■ Source material ■
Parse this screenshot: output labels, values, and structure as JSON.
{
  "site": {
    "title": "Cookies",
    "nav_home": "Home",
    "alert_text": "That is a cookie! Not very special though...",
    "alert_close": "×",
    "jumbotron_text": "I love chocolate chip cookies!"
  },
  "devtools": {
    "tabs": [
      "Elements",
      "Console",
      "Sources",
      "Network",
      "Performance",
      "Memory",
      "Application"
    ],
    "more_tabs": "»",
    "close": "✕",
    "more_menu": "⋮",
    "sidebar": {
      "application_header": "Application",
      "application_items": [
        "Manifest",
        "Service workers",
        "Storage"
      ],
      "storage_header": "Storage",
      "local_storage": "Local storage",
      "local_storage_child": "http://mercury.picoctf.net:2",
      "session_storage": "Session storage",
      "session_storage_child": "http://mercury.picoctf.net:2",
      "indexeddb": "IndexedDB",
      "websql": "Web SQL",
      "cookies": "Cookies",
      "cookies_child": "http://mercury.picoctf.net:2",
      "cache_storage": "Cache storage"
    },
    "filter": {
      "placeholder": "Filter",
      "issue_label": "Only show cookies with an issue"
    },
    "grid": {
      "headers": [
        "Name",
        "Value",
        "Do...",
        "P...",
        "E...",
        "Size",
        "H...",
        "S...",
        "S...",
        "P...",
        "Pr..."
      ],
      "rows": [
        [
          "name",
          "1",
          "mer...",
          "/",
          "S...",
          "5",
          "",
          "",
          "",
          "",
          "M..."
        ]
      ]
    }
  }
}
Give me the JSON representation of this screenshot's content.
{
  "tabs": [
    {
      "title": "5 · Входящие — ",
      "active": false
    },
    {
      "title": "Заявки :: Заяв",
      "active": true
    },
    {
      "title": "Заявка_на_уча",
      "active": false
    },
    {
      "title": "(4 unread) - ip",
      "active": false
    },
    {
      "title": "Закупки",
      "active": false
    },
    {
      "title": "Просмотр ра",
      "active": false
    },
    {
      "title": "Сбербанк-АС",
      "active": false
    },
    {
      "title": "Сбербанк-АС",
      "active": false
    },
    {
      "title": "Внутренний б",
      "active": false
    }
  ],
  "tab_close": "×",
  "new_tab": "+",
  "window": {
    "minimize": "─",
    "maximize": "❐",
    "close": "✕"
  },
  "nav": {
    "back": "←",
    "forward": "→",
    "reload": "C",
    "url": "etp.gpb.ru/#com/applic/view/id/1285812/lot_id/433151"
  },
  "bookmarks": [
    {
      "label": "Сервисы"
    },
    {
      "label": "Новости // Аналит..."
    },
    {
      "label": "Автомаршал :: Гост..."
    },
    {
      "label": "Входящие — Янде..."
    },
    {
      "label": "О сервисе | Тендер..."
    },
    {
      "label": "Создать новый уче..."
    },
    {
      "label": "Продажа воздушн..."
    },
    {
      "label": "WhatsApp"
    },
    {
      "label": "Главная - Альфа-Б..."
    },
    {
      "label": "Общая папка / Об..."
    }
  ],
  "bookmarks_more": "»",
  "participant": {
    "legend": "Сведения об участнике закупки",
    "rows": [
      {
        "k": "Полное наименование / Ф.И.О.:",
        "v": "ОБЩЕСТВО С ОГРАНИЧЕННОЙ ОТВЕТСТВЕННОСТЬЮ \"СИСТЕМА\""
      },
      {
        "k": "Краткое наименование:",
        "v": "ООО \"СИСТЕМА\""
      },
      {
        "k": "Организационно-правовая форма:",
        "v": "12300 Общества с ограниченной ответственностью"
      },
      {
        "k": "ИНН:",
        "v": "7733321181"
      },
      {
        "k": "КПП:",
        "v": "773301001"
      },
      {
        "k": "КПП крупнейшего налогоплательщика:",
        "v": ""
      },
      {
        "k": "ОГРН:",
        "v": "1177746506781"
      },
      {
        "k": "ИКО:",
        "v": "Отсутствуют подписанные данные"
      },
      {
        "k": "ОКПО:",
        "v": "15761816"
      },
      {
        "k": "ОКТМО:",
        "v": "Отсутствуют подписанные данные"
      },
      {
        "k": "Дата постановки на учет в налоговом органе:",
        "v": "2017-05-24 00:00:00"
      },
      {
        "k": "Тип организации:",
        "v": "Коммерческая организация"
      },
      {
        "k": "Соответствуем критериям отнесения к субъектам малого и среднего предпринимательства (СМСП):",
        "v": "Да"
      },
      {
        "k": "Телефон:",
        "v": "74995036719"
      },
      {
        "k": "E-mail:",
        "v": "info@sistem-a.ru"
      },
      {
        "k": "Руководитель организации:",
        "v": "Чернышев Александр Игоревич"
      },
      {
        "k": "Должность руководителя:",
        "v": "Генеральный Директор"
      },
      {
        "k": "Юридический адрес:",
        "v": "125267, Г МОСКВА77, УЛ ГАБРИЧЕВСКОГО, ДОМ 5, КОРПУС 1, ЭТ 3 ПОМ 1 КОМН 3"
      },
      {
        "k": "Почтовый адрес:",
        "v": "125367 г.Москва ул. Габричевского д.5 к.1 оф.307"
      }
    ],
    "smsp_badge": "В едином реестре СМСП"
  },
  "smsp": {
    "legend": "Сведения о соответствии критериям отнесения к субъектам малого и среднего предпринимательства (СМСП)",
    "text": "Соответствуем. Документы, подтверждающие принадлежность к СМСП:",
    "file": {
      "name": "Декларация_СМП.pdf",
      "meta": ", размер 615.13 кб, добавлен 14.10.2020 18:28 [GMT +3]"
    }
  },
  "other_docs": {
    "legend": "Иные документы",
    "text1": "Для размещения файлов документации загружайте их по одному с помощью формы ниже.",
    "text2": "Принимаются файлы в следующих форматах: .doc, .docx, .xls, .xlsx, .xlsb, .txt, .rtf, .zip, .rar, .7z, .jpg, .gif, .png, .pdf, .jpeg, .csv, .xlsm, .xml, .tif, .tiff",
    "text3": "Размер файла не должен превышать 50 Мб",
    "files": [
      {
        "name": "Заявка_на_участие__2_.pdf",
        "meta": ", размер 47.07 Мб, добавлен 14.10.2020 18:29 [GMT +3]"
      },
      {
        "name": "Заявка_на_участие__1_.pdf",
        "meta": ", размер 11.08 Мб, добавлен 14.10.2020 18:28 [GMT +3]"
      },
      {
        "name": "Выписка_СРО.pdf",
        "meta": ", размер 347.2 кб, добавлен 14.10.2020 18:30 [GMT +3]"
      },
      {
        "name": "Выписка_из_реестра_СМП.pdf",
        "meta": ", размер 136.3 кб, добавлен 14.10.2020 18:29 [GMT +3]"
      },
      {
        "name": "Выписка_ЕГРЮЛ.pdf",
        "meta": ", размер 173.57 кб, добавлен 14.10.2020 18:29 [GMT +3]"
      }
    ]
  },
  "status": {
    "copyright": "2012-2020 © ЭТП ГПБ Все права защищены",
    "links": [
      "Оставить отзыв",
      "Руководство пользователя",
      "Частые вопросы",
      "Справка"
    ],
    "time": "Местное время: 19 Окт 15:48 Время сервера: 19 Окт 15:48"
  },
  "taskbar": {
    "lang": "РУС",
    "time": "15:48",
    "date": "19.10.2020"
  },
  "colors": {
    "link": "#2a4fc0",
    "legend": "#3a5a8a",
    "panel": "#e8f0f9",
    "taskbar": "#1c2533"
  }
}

■ Written task ■
Find the word "Входящие" and list each line it appears in.

■ Finished answer ■
      "title": "5 · Входящие — ",
      "label": "Входящие — Янде..."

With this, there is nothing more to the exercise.